Your instructions: Retype the material below. Keep every word exactly as it is.

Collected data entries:
------------------------------

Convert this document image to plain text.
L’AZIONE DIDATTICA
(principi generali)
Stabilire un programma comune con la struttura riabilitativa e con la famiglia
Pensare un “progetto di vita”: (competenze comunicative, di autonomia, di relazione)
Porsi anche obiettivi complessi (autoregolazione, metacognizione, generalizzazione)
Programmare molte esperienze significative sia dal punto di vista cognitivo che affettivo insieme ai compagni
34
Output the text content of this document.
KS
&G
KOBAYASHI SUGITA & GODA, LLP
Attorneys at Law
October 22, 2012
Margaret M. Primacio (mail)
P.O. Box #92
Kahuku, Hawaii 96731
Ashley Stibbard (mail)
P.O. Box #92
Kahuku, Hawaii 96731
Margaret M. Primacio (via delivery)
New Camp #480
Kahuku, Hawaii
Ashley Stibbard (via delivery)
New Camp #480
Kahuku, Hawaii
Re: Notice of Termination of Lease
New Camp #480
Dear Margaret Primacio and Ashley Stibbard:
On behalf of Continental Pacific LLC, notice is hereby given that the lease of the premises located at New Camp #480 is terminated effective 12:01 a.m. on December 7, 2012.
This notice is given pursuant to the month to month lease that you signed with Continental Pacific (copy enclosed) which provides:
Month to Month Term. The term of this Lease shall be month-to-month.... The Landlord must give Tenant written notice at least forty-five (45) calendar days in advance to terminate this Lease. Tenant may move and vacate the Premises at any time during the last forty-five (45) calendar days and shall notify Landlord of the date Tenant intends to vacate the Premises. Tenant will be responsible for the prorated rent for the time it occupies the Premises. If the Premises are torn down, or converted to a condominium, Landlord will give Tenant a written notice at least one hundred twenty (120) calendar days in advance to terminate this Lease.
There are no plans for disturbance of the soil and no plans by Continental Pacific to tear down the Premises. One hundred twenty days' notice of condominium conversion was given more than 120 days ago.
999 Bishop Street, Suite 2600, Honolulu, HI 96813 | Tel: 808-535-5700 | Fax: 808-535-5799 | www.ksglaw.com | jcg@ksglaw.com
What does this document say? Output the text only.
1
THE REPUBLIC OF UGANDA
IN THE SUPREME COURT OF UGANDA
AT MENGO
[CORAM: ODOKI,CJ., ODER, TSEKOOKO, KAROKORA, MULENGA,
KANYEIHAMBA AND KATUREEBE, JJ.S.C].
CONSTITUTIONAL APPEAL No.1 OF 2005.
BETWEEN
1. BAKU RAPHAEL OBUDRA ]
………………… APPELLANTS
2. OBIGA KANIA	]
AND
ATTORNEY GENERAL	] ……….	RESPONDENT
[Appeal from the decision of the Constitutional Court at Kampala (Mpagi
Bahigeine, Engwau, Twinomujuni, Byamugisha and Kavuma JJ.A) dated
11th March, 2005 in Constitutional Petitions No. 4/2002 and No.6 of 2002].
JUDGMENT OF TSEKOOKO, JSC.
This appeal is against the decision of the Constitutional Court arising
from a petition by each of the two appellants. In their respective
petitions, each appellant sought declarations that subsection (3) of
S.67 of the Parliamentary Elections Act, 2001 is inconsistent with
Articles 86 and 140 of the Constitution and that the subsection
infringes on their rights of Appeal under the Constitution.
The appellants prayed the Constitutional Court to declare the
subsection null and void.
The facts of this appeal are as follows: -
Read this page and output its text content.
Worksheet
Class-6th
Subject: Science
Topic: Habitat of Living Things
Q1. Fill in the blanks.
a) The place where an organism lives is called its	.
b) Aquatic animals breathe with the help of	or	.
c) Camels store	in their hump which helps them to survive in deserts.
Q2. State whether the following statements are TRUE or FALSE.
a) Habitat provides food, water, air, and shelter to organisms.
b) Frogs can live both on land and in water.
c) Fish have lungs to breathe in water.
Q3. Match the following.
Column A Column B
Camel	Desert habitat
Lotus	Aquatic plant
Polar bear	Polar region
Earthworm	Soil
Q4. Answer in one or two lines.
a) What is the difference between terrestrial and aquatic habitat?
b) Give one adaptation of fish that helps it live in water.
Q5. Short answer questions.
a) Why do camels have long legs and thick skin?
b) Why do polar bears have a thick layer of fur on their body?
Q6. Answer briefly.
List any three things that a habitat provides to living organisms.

------------------------------

Full solution:
Convert this document image to plain text.
L’AZIONE DIDATTICA
(principi generali)
Stabilire un programma comune con la struttura riabilitativa e con la famiglia
Pensare un “progetto di vita”: (competenze comunicative, di autonomia, di relazione)
Porsi anche obiettivi complessi (autoregolazione, metacognizione, generalizzazione)
Programmare molte esperienze significative sia dal punto di vista cognitivo che affettivo insieme ai compagni
34
Output the text content of this document.
KS
&G
KOBAYASHI SUGITA & GODA, LLP
Attorneys at Law
October 22, 2012
Margaret M. Primacio (mail)
P.O. Box #92
Kahuku, Hawaii 96731
Ashley Stibbard (mail)
P.O. Box #92
Kahuku, Hawaii 96731
Margaret M. Primacio (via delivery)
New Camp #480
Kahuku, Hawaii
Ashley Stibbard (via delivery)
New Camp #480
Kahuku, Hawaii
Re: Notice of Termination of Lease
New Camp #480
Dear Margaret Primacio and Ashley Stibbard:
On behalf of Continental Pacific LLC, notice is hereby given that the lease of the premises located at New Camp #480 is terminated effective 12:01 a.m. on December 7, 2012.
This notice is given pursuant to the month to month lease that you signed with Continental Pacific (copy enclosed) which provides:
Month to Month Term. The term of this Lease shall be month-to-month.... The Landlord must give Tenant written notice at least forty-five (45) calendar days in advance to terminate this Lease. Tenant may move and vacate the Premises at any time during the last forty-five (45) calendar days and shall notify Landlord of the date Tenant intends to vacate the Premises. Tenant will be responsible for the prorated rent for the time it occupies the Premises. If the Premises are torn down, or converted to a condominium, Landlord will give Tenant a written notice at least one hundred twenty (120) calendar days in advance to terminate this Lease.
There are no plans for disturbance of the soil and no plans by Continental Pacific to tear down the Premises. One hundred twenty days' notice of condominium conversion was given more than 120 days ago.
999 Bishop Street, Suite 2600, Honolulu, HI 96813 | Tel: 808-535-5700 | Fax: 808-535-5799 | www.ksglaw.com | jcg@ksglaw.com
What does this document say? Output the text only.
1
THE REPUBLIC OF UGANDA
IN THE SUPREME COURT OF UGANDA
AT MENGO
[CORAM: ODOKI,CJ., ODER, TSEKOOKO, KAROKORA, MULENGA,
KANYEIHAMBA AND KATUREEBE, JJ.S.C].
CONSTITUTIONAL APPEAL No.1 OF 2005.
BETWEEN
1. BAKU RAPHAEL OBUDRA ]
………………… APPELLANTS
2. OBIGA KANIA	]
AND
ATTORNEY GENERAL	] ……….	RESPONDENT
[Appeal from the decision of the Constitutional Court at Kampala (Mpagi
Bahigeine, Engwau, Twinomujuni, Byamugisha and Kavuma JJ.A) dated
11th March, 2005 in Constitutional Petitions No. 4/2002 and No.6 of 2002].
JUDGMENT OF TSEKOOKO, JSC.
This appeal is against the decision of the Constitutional Court arising
from a petition by each of the two appellants. In their respective
petitions, each appellant sought declarations that subsection (3) of
S.67 of the Parliamentary Elections Act, 2001 is inconsistent with
Articles 86 and 140 of the Constitution and that the subsection
infringes on their rights of Appeal under the Constitution.
The appellants prayed the Constitutional Court to declare the
subsection null and void.
The facts of this appeal are as follows: -
Read this page and output its text content.
Worksheet
Class-6th
Subject: Science
Topic: Habitat of Living Things
Q1. Fill in the blanks.
a) The place where an organism lives is called its	.
b) Aquatic animals breathe with the help of	or	.
c) Camels store	in their hump which helps them to survive in deserts.
Q2. State whether the following statements are TRUE or FALSE.
a) Habitat provides food, water, air, and shelter to organisms.
b) Frogs can live both on land and in water.
c) Fish have lungs to breathe in water.
Q3. Match the following.
Column A Column B
Camel	Desert habitat
Lotus	Aquatic plant
Polar bear	Polar region
Earthworm	Soil
Q4. Answer in one or two lines.
a) What is the difference between terrestrial and aquatic habitat?
b) Give one adaptation of fish that helps it live in water.
Q5. Short answer questions.
a) Why do camels have long legs and thick skin?
b) Why do polar bears have a thick layer of fur on their body?
Q6. Answer briefly.
List any three things that a habitat provides to living organisms.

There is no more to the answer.